PASSAGE PROVIDED
........
The couple had no children and had lived modest lives, so they had steadily amassed wealth over the years – from salaries, from an employer share programme and from other share purchases. 

The uncle was highly organised, with a good grasp of finance, so had always looked after the money. He had enjoyed researching and making investments, so had not used a financial adviser. 

Prior to his death, his careful choices meant the couple had been in a very secure situation. Overnight, and unexpectedly, the aunt had become extremely vulnerable. 

My friend’s uncle had done everything right: he had maintained excellent records and, in case of his death, had left instructions about how to access the information. But his wife had never paid a bill or used online banking, let alone managed a complex portfolio of savings, shares and other assets. 

She was also quite isolated, with most of her family living overseas, and was reliant on friends and neighbours to help her navigate her new circumstances. My friend was concerned that this meant a lot of people were aware of both her aunt’s financial position and her lack of understanding, leaving her open to exploitation. She was keen to find an adviser for her aunt, but did not know where to begin. 

I am often asked this question, and in very similar circumstances. People frequently come to financial advice at the most challenging times of their lives. They may be handling a lot of administrative tasks at once, as well as grief and other difficult emotions. At times like this, it is not easy to know who to trust. 

 Overnight, and unexpectedly, the aunt had become extremely vulnerable

While services such as VouchedFor and Unbiased have sought to plug the gap, people are – understandably – often reluctant to place their confidence in an adviser without a personal recommendation. Indeed, asking friends and family is still the Financial Conduct Authority’s first suggestion to people wondering how to find advice. 

My first takeaway from my conversation with my friend, therefore, is that there must be more our industry can do, both to reach people when they are not at points of crisis and to help people find the right adviser in times of need. My second is something the FCA is also focusing on with its new consumer duty: that helping vulnerable people is an important part of the adviser’s role, and one that warrants special care. 

Consumer duty

The regulator set out guidance for the fair treatment of vulnerable customers back in February 2021, with the goal of ensuring that vulnerable consumers experience fair treatment and achieve outcomes that are as good as those of their non-vulnerable peers. 

The latest consultation paper on the proposed consumer duty did not suggest additional rules specifically on interactions with vulnerable people, but did note that vulnerable clients are at particular risk of harms – such as exploitation of behavioural biases or selling of products and services that are not fit for purpose – and particularly likely to benefit from higher standards across the board. 

The FCA’s Financial Lives survey from October 2020 found that 27.7mn adults – or 53 per cent of all adults – displayed at least one vulnerability characteristic. However, when asked whether they saw themselves as vulnerable, only 14 per cent said yes.
........
RECORDED INFORMATION
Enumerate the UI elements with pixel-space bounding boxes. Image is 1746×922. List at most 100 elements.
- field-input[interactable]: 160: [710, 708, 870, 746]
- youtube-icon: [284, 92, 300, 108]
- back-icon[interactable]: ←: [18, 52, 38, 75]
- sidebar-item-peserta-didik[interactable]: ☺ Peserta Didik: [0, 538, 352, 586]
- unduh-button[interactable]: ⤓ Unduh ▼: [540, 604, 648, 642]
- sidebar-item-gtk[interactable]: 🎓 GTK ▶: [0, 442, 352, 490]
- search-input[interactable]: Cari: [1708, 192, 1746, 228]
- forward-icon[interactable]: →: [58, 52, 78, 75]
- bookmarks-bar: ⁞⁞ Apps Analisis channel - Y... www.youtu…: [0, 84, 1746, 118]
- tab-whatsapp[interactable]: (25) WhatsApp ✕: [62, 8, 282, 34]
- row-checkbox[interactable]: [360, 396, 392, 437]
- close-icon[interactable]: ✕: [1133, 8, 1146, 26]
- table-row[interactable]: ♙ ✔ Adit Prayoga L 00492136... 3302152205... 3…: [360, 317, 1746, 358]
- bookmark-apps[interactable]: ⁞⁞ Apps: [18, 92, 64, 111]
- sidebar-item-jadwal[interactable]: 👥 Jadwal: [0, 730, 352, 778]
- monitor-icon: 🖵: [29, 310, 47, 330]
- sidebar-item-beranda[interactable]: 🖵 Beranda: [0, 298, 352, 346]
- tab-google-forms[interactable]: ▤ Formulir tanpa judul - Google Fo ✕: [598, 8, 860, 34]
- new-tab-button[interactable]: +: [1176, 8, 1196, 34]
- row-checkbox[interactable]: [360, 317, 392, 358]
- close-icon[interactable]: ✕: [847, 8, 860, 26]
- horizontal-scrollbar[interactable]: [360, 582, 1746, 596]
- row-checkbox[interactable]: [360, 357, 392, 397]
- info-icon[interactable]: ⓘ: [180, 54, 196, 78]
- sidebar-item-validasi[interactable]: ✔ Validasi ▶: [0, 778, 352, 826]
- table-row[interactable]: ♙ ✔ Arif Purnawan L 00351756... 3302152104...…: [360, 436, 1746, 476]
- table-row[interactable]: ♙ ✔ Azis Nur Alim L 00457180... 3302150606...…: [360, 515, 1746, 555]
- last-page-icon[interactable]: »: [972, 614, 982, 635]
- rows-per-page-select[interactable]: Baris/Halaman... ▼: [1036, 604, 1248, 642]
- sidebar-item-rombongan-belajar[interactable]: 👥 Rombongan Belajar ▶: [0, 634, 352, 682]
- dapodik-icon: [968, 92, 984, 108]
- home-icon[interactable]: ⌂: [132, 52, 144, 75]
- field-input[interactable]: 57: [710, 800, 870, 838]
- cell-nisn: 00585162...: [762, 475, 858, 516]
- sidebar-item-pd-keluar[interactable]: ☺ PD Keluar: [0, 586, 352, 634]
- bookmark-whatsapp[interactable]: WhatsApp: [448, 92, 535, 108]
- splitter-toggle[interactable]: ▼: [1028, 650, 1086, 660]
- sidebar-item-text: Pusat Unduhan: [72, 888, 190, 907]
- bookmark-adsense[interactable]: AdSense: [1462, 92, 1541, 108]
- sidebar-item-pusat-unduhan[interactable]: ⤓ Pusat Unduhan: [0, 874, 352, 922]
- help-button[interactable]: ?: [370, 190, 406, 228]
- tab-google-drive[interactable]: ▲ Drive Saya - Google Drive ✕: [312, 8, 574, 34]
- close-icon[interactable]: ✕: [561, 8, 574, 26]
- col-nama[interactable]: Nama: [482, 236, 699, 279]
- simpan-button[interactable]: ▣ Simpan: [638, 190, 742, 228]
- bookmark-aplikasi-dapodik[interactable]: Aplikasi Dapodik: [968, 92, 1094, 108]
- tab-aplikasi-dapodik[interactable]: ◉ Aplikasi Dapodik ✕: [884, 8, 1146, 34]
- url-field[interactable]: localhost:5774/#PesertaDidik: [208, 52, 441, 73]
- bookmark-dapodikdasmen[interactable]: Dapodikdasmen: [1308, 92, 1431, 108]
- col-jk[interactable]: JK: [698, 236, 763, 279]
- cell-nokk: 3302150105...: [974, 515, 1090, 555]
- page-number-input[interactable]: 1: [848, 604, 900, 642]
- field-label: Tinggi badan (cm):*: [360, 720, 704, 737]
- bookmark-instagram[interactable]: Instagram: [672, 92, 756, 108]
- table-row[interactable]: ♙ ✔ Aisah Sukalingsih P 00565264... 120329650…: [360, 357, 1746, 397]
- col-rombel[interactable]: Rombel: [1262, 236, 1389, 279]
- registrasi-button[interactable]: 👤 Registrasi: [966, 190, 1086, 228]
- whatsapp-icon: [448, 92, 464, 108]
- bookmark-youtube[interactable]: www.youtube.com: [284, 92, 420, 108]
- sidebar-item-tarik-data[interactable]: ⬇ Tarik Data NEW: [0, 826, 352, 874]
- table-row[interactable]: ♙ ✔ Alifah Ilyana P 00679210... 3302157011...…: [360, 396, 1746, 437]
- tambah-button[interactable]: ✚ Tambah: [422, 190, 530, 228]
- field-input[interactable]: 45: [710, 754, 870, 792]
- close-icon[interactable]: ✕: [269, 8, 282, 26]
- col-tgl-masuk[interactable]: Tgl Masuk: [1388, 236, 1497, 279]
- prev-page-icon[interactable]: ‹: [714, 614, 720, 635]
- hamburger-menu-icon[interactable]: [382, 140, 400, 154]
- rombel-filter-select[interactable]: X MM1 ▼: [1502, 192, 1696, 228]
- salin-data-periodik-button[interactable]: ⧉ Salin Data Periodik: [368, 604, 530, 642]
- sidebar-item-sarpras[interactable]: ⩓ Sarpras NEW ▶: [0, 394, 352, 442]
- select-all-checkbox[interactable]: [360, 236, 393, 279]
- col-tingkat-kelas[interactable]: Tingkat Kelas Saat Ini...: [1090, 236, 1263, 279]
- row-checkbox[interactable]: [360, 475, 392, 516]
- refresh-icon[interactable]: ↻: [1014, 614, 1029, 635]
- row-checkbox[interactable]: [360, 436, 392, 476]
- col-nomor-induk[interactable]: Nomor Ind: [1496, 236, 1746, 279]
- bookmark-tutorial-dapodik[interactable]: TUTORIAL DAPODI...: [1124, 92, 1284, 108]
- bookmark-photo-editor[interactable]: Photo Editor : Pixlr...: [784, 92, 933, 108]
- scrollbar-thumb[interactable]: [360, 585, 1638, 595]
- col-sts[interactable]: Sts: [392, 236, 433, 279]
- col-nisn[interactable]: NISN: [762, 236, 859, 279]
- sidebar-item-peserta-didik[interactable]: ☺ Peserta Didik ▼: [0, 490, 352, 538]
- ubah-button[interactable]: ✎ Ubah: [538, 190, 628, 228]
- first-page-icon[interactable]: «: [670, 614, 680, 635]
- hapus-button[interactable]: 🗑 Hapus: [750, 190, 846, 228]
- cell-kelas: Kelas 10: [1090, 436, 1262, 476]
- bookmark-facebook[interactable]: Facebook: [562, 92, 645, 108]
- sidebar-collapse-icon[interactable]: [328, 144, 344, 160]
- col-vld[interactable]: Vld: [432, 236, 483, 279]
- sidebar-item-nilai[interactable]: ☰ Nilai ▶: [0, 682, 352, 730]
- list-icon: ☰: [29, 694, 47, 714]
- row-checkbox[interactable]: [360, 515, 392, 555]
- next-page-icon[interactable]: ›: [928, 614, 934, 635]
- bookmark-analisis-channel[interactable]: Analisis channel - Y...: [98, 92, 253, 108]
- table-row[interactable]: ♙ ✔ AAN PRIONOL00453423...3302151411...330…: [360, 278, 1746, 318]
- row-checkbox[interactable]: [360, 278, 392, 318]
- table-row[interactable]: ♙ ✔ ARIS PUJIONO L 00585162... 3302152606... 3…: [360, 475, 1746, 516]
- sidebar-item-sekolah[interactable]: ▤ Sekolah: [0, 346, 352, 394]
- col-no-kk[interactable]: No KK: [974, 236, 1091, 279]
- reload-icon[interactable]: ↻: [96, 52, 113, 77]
........
GIVEN PROBLEM
Please list the sources from which the couple in the article on financial advice built up their wealth over the years. Nothing in the lines matters for this work.

RESULT FOR THIS TASK
- Salaries
- An employer share programme
- Other share purchases